## Begin Extracted records
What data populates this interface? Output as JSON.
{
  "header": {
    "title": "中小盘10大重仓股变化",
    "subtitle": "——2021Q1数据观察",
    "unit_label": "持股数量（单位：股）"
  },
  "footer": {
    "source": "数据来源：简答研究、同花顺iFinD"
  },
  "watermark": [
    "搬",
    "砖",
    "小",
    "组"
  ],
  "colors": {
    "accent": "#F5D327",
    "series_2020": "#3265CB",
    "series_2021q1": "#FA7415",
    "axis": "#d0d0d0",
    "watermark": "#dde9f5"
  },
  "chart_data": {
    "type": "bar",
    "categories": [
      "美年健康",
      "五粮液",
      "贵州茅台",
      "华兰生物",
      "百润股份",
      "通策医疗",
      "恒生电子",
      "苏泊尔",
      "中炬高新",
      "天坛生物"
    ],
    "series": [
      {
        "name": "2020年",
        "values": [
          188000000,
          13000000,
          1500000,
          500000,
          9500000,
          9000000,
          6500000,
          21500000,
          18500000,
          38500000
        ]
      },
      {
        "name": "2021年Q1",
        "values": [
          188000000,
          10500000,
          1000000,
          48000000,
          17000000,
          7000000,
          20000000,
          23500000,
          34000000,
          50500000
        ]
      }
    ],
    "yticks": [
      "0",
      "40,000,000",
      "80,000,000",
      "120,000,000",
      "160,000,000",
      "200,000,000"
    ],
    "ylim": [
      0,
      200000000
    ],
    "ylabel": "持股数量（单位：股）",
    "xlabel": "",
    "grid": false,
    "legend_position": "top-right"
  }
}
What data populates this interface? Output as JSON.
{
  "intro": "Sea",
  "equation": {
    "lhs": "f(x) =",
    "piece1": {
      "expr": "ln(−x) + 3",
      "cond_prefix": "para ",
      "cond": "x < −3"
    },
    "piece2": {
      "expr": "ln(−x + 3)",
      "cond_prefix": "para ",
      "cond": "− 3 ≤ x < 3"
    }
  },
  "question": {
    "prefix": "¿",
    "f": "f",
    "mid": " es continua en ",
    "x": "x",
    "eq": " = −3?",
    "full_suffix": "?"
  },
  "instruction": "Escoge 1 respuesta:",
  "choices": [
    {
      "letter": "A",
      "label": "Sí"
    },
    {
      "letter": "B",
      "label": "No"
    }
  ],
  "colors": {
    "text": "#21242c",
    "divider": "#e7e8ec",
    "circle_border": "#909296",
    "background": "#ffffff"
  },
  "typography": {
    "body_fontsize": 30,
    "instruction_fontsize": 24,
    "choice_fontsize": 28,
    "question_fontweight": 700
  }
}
## End Extracted records
# Prompt
The records above are to be repeated exactly, in their entirety.

# Correct output
What data populates this interface? Output as JSON.
{
  "header": {
    "title": "中小盘10大重仓股变化",
    "subtitle": "——2021Q1数据观察",
    "unit_label": "持股数量（单位：股）"
  },
  "footer": {
    "source": "数据来源：简答研究、同花顺iFinD"
  },
  "watermark": [
    "搬",
    "砖",
    "小",
    "组"
  ],
  "colors": {
    "accent": "#F5D327",
    "series_2020": "#3265CB",
    "series_2021q1": "#FA7415",
    "axis": "#d0d0d0",
    "watermark": "#dde9f5"
  },
  "chart_data": {
    "type": "bar",
    "categories": [
      "美年健康",
      "五粮液",
      "贵州茅台",
      "华兰生物",
      "百润股份",
      "通策医疗",
      "恒生电子",
      "苏泊尔",
      "中炬高新",
      "天坛生物"
    ],
    "series": [
      {
        "name": "2020年",
        "values": [
          188000000,
          13000000,
          1500000,
          500000,
          9500000,
          9000000,
          6500000,
          21500000,
          18500000,
          38500000
        ]
      },
      {
        "name": "2021年Q1",
        "values": [
          188000000,
          10500000,
          1000000,
          48000000,
          17000000,
          7000000,
          20000000,
          23500000,
          34000000,
          50500000
        ]
      }
    ],
    "yticks": [
      "0",
      "40,000,000",
      "80,000,000",
      "120,000,000",
      "160,000,000",
      "200,000,000"
    ],
    "ylim": [
      0,
      200000000
    ],
    "ylabel": "持股数量（单位：股）",
    "xlabel": "",
    "grid": false,
    "legend_position": "top-right"
  }
}
What data populates this interface? Output as JSON.
{
  "intro": "Sea",
  "equation": {
    "lhs": "f(x) =",
    "piece1": {
      "expr": "ln(−x) + 3",
      "cond_prefix": "para ",
      "cond": "x < −3"
    },
    "piece2": {
      "expr": "ln(−x + 3)",
      "cond_prefix": "para ",
      "cond": "− 3 ≤ x < 3"
    }
  },
  "question": {
    "prefix": "¿",
    "f": "f",
    "mid": " es continua en ",
    "x": "x",
    "eq": " = −3?",
    "full_suffix": "?"
  },
  "instruction": "Escoge 1 respuesta:",
  "choices": [
    {
      "letter": "A",
      "label": "Sí"
    },
    {
      "letter": "B",
      "label": "No"
    }
  ],
  "colors": {
    "text": "#21242c",
    "divider": "#e7e8ec",
    "circle_border": "#909296",
    "background": "#ffffff"
  },
  "typography": {
    "body_fontsize": 30,
    "instruction_fontsize": 24,
    "choice_fontsize": 28,
    "question_fontweight": 700
  }
}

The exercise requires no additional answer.